Extrait fourni –
===
Dieu lui demande de marquer sa race par un signe visible qui la distinguera des autres : la circoncision, figure du baptême à venir qui ne concernera plus la chair mais l’âme. En attendant, cette opération chirurgicale manifeste que ce peuple est l’objet de la tendresse de Dieu. Il sera seul objet des bénédictions divines, non par ses mérites mais par pure miséricorde.
Peu à peu, Yahweh se révèle à son peuple, non pas en se montrant lui-même, mais en inspirant les patriarches, les rois, les prophètes. Ils ont quelque part à ses attributs, à son autorité, à son pouvoir de Père. C’est déjà la préfiguration de l’autorité hiérarchique que Dieu instituera dans son Église où, par fonction, le Pape et les évêques recevront de Dieu une grâce, un charisme, pour diriger l’Église.
Remarquez que c’est le contraire de ce que prétendra le Concile selon lequel il y a d’abord le Peuple, et de ce Peuple donné tout constitué, tout illuminé, tout sanctifié, émane une hiérarchie, par l’action directe, invisible et illimitée de l’Esprit-Saint ! Une telle pensée est tout à fait antibiblique, comme le montre l’histoire de Moïse, le grand médiateur de son peuple.
L’ALLIANCE MOSAÏQUE.
Moïse a reçu la vocation de révéler à son peuple l’Existence de « Je suis Je Suis » (Ex 3, 14). Par la puissance de ce Nom, il délivre son peuple de l’esclavage de l’Égypte. Cette délivrance miraculeuse apparaît comme l’acte créateur du “ peuple de Dieu ” qui devient une société religieuse fondée sur la race et sur la foi en « Je Suis ». Il transforme ce « ramassis de gens » (Nb 11, 4) en une communauté nouvelle hiérarchisée : sur l’ordre de Dieu, Moïse établit un chef pour chacune des douze tribus, puis des chefs de milliers, de centaines, de cinquantaines et de dizaines (Ex 18, 25).
===
Travail à faire –
1/ D'après l'extrait sur le peuple de Dieu, pour combien de tribus Moïse établit-il un chef ?
2/ Reproduisez mot pour mot le passage de l'extrait sur le peuple de Dieu qui commence à « Peu à peu, Yahweh » et se termine à « pour diriger l’Église. ».
===
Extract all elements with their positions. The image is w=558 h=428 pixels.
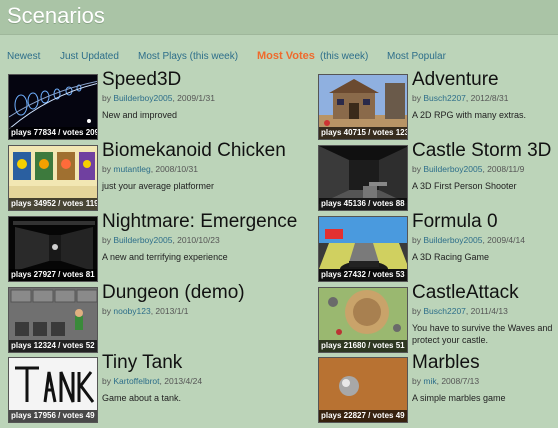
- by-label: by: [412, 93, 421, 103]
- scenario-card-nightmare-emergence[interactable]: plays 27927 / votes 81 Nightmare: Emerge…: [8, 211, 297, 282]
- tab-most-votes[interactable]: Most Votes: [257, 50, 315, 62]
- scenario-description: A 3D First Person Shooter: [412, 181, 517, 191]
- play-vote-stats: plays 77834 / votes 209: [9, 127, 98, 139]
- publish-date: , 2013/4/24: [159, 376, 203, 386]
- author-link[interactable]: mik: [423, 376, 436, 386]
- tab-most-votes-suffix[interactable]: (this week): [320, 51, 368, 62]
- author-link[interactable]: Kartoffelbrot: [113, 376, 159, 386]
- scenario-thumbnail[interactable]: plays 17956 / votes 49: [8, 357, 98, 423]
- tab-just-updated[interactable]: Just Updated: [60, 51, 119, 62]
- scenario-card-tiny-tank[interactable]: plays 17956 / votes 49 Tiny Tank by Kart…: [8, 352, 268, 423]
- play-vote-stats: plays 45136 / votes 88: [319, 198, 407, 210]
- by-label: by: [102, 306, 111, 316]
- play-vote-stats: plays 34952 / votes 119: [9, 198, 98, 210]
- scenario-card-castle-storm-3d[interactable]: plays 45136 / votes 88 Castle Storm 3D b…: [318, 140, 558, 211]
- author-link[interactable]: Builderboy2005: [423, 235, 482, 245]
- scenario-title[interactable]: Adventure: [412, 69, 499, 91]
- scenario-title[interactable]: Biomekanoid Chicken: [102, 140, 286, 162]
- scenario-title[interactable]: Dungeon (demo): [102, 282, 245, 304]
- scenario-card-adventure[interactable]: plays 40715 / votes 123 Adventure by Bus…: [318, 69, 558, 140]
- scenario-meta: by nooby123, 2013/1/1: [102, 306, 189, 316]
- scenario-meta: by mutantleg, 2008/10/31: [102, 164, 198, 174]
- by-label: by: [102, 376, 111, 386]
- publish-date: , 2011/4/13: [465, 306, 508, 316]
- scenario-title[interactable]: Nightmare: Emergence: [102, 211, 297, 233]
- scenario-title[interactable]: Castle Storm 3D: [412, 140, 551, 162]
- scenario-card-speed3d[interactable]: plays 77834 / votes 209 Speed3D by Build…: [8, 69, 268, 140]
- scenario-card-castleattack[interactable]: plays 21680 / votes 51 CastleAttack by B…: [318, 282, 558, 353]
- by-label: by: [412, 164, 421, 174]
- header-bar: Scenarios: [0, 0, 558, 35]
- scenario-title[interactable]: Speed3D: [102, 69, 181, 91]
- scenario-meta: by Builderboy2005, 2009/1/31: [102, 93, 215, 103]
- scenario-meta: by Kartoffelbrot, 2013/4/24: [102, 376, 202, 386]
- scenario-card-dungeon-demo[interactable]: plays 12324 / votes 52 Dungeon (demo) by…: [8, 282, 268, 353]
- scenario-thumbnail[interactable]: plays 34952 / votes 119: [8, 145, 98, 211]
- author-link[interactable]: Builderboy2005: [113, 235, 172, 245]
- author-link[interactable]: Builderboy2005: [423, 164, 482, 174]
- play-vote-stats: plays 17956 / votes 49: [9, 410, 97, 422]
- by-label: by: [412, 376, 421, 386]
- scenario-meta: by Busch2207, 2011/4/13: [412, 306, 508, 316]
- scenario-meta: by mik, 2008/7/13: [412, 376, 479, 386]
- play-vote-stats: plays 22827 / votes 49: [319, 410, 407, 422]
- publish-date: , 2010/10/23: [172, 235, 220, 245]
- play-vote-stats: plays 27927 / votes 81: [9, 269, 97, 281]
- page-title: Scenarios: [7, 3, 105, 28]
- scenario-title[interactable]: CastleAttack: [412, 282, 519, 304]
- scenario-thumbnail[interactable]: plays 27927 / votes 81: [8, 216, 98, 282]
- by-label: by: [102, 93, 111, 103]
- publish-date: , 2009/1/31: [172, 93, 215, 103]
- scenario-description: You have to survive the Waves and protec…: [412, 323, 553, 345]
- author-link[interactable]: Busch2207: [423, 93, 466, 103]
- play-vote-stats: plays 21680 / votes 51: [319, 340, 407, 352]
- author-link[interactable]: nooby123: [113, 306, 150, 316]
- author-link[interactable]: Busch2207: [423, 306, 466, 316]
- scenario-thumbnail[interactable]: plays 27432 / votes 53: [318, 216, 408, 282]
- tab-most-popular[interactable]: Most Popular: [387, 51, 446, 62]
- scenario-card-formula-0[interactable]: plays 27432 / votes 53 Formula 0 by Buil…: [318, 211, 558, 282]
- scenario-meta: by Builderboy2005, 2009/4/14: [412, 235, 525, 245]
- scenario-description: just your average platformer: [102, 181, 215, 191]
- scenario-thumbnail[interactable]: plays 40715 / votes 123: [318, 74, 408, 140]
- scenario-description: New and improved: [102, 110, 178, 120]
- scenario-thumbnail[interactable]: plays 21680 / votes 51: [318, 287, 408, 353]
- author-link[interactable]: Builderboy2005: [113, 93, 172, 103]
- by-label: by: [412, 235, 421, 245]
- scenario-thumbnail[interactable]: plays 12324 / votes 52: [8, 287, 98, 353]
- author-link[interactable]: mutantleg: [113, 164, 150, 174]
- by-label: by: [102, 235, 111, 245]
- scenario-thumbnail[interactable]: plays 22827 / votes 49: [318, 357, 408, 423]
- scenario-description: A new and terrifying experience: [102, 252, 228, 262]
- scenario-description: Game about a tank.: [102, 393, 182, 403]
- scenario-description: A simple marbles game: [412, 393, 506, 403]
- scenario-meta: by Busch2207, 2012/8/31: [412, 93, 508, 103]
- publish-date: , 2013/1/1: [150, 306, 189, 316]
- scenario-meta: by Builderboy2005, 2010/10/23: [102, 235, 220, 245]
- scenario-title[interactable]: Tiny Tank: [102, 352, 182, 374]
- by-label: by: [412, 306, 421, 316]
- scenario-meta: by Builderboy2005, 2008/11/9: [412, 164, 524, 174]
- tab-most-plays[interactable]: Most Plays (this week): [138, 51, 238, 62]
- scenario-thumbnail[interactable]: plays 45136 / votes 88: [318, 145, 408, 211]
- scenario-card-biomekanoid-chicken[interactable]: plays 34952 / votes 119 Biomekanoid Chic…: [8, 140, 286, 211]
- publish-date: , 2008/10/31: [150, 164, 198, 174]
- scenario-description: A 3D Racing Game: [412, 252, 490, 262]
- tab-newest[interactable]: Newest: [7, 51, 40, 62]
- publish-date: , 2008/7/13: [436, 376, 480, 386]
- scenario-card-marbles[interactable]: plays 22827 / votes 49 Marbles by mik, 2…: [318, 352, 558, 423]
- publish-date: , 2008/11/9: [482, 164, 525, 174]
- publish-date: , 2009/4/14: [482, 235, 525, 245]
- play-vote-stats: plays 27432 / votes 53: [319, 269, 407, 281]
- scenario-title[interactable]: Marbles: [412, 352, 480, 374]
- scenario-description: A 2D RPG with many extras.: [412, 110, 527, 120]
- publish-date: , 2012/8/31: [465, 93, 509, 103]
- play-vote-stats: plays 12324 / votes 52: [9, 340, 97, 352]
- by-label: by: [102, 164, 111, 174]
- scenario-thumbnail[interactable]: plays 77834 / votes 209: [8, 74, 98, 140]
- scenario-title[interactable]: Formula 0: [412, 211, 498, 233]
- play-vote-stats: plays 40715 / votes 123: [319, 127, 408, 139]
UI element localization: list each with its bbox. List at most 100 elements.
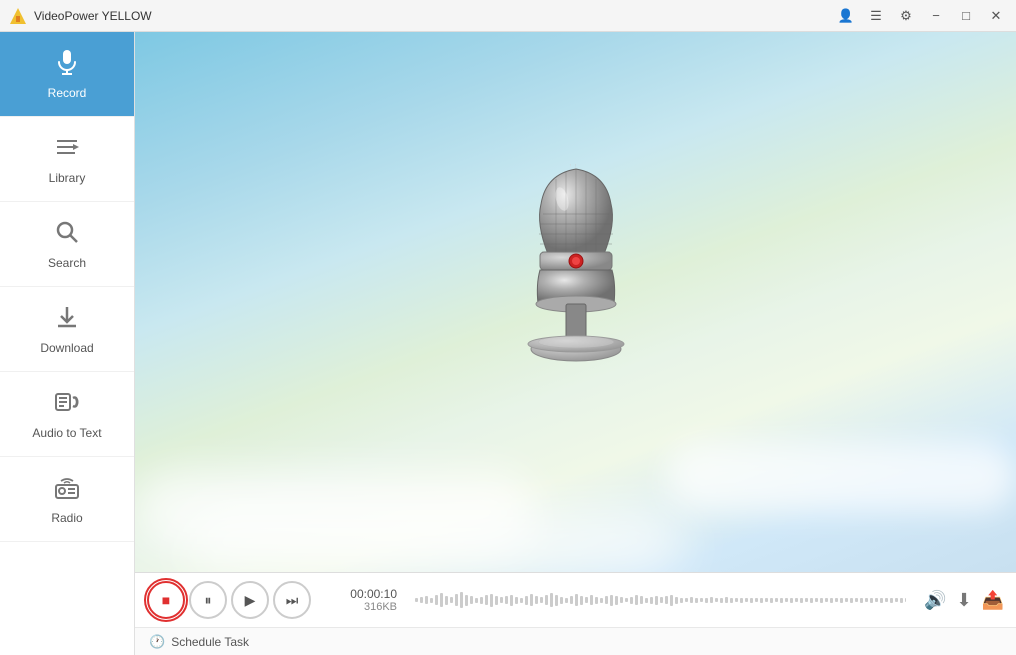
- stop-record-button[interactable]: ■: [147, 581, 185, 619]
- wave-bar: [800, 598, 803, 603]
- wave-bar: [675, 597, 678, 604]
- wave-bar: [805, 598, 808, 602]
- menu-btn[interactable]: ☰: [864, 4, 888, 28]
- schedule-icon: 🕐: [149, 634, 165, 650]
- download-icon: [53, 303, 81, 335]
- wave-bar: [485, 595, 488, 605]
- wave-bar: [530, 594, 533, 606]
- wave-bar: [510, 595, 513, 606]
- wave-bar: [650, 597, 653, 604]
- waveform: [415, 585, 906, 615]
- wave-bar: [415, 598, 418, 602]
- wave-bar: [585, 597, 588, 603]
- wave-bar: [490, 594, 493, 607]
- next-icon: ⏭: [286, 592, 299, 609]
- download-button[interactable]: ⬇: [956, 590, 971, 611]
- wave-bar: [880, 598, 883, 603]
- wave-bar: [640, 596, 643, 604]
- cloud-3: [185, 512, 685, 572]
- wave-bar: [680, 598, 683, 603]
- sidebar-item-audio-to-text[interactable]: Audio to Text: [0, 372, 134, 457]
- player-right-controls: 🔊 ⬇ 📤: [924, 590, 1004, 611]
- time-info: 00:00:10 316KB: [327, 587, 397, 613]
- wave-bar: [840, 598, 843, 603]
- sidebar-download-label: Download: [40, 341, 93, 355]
===
Réponses dans l'ordre –
1/ Moïse établit un chef pour chacune des douze tribus.

2/
Peu à peu, Yahweh se révèle à son peuple, non pas en se montrant lui-même, mais en inspirant les patriarches, les rois, les prophètes. Ils ont quelque part à ses attributs, à son autorité, à son pouvoir de Père. C’est déjà la préfiguration de l’autorité hiérarchique que Dieu instituera dans son Église où, par fonction, le Pape et les évêques recevront de Dieu une grâce, un charisme, pour diriger l’Église.